SELECTED TEXT
SMITH, George

No. 4971, Private, George SMITH
Aged 38

King's Own, (Royal Lancaster Regiment), 1st Battalion
Killed in Action on Saturday, 1st July 1916

George was born in Mildenhall in 1878 ( according to census records, but there are two George Smith with birth registered in Mildenhall in 1877, one in Q1 and one in Q3, and none in 1878 or 1879. He was the son of Pearmain and Elizabeth SMITH (née LEONARD).

1881 census...Aged 3 he was living at The Street, Eriswell in the house of his uncle and aunt Edward [46] farm labourer born Eriswell and Sarah LEONARD [38] born Beck Row, and their three children Albert [11], Agnes [7] and Naomi [1] all 3 Eriswell born, and his parents, father Pearmain SMITH [28] farm labourer born Mildenhall, mother Elizabeth [31] born Eriswell, sisters Elizabeth [8] and Eliza [1] both born Mildenhall.

1891 census...Aged 13, a farm labourer, at 2 The Square, The Street, Eriswell living with his parents, brother Thomas [15] a farm labourer born Mildenhall ( not there for the 1881 census, he was visiting George and Sarah Leonard at Church Farm Loke, Eriswell); sister Eliza, new sisters Edna [9], Emma [6] and Kate [2] all three born Eriswell.

1901 census...So far unable to trace him in this census

1911 census...Aged 33, a coal miner, he was lodging with William and Elizabeth Palethorpe at 35 Cawley Place, Wakefield Road, Barnsley

George enlisted in Pontefract. With a name like George Smith it may take some time to find any records, they are not amongst the more obvious ones.

DATA ENTRIES
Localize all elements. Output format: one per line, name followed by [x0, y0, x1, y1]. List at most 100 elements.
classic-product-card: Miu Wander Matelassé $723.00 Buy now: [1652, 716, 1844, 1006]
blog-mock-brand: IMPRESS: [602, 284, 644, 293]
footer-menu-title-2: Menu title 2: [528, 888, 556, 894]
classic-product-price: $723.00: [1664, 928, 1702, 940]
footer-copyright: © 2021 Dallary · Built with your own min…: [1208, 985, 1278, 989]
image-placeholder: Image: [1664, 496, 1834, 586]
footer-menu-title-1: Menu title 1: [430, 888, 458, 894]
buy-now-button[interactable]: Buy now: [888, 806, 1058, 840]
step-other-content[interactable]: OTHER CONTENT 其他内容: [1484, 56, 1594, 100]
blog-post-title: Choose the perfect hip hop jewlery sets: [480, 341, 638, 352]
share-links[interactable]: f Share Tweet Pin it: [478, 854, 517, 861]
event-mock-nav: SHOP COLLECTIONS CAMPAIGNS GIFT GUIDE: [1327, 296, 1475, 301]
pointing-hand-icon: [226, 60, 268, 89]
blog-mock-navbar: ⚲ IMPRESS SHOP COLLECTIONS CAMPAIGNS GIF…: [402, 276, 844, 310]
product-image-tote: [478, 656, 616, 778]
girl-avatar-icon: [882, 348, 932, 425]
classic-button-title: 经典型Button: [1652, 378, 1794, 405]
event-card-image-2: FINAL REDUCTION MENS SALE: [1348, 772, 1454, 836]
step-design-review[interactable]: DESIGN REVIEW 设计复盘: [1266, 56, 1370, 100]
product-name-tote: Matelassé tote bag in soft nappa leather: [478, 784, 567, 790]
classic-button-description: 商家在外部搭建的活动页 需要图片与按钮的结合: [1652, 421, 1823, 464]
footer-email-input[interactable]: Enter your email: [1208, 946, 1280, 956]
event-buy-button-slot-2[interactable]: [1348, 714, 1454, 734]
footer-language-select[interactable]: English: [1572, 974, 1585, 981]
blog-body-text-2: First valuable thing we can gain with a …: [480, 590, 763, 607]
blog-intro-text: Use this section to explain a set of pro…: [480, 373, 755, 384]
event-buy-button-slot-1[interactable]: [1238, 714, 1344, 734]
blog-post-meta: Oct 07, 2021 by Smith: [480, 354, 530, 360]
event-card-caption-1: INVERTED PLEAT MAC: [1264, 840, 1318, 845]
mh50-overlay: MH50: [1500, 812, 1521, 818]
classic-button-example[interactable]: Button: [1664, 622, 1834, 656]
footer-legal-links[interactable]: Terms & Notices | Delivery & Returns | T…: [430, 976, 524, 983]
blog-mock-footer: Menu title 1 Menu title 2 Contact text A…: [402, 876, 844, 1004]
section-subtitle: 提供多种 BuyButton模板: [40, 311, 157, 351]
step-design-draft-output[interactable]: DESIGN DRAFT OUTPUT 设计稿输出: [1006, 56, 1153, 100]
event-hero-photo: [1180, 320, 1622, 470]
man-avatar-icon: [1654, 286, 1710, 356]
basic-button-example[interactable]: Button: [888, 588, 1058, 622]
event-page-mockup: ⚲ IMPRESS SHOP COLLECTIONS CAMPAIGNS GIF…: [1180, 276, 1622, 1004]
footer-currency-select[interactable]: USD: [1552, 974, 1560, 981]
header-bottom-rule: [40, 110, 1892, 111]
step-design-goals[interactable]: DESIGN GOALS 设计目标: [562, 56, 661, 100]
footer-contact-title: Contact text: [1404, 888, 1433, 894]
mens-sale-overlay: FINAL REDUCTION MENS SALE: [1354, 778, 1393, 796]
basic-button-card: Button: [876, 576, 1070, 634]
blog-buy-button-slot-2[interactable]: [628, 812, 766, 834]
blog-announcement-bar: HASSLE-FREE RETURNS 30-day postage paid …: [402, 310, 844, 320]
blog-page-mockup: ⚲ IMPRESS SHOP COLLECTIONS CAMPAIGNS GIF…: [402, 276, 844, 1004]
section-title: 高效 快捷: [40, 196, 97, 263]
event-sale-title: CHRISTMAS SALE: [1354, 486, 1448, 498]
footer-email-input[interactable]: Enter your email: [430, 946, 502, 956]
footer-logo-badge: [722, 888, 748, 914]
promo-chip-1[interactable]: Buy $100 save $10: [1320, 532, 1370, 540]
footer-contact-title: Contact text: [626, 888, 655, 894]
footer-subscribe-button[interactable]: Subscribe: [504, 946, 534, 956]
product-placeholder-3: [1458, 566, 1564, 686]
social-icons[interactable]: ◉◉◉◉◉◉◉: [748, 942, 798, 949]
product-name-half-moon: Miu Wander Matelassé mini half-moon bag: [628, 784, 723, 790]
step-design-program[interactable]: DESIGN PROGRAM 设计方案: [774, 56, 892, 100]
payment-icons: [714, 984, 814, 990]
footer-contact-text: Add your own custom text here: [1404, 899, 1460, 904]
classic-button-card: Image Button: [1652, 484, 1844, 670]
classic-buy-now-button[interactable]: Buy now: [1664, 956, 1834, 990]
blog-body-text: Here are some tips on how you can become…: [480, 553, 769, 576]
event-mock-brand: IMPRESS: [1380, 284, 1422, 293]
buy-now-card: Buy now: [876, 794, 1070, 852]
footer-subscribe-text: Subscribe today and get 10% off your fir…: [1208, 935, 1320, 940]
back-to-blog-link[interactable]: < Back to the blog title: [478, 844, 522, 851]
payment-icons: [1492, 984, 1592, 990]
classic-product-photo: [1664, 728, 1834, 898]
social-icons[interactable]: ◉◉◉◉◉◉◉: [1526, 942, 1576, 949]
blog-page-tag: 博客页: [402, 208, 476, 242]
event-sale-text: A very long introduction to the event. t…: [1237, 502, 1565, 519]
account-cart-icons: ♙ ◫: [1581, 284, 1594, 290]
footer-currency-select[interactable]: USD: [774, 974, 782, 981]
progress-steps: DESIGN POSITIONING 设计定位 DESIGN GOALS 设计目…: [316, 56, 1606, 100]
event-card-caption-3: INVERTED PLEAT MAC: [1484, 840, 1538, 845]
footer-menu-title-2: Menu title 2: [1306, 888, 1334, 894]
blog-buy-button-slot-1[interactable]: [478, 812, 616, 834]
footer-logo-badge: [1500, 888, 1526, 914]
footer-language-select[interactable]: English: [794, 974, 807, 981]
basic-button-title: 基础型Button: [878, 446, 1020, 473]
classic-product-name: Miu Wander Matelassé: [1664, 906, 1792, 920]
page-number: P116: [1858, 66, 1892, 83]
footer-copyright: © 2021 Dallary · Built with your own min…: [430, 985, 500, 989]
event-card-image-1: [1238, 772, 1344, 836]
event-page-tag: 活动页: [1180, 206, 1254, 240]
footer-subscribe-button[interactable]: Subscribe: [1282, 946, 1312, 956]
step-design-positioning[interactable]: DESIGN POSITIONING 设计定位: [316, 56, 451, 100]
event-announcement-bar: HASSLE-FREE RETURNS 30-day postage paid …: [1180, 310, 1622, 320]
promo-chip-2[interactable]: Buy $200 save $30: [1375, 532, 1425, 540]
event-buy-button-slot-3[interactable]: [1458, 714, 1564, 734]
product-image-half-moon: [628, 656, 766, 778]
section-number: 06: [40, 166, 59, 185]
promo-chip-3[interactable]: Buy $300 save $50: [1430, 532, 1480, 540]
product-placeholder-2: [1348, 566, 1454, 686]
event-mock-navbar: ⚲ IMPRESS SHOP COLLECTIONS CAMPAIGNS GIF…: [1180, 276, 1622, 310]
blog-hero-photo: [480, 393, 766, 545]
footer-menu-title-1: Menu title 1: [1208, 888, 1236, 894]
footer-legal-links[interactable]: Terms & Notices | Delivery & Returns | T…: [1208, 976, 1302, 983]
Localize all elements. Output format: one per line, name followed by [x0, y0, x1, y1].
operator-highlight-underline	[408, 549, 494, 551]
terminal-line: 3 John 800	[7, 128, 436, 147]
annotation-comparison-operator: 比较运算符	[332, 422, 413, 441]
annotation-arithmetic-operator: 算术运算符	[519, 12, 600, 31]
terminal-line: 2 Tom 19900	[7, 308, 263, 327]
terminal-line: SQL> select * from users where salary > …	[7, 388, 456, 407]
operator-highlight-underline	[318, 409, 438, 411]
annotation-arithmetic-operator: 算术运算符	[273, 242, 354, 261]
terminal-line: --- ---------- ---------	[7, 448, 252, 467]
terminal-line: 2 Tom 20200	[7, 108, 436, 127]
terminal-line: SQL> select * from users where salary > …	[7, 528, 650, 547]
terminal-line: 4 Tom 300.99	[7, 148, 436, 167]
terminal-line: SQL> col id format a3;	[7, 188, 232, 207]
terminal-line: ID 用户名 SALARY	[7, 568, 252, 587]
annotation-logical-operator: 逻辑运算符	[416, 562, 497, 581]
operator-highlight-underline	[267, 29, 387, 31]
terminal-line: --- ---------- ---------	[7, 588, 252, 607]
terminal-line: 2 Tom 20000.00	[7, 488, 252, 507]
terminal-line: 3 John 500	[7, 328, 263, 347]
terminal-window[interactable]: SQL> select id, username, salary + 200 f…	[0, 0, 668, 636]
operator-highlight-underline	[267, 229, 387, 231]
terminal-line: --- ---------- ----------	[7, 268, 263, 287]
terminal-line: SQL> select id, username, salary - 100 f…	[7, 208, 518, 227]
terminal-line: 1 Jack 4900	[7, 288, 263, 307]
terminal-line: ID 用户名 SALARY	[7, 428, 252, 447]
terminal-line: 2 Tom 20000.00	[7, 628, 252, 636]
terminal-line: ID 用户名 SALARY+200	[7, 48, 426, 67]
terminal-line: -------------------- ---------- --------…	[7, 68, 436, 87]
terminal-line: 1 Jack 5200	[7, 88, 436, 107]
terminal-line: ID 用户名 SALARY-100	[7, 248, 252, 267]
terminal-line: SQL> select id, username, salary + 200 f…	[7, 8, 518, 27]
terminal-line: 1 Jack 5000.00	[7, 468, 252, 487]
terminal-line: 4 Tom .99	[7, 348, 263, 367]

EXERCISE OBJECTIVE
Continue the entry on Private George Smith from the point where it stops.

THE RESPONSE
On July 1st 1916, the worst day in British Army history, when nearly 20,000 were killed and a further 40,000 became casualties, the 1st Battalion, King's Own (Royal Lancaster Regiment) were part of the 14th Brigade, 4th Division. Leaving Bertrancourt at 22:05 on 30th June ready for the start of the Battle of the Somme they headed for their assembly area - Green Trench and Bow Street to attack between Beaumont Hamel and Serre. The leading companies advanced at 8:45 am and sustained heavy casualties even before the British front line was reached
Further heavy losses were incurred in No Man's Land from machine gun fire and shelling and few men reached the German front line. They withdrew to Elles Square support trenches. 123 men had been killed, only 31 of these have an identified grave.

The Bury Free Press of 26th August 1916 recorded :-

News has come to hand of the death in battle of the first native of Eriswell to give his life for his country, information having been received that Mr. and Mrs Pearman Smith, that their son, Prvt.George Smith of the Royal Lancaster Regiment, was killed in action on July 1st. He had previously fought at the Dardanelles. Formerly he was in the Militia, and shortly after the outbreak of war he re-enlisted. He was unmarried and 39 years of age.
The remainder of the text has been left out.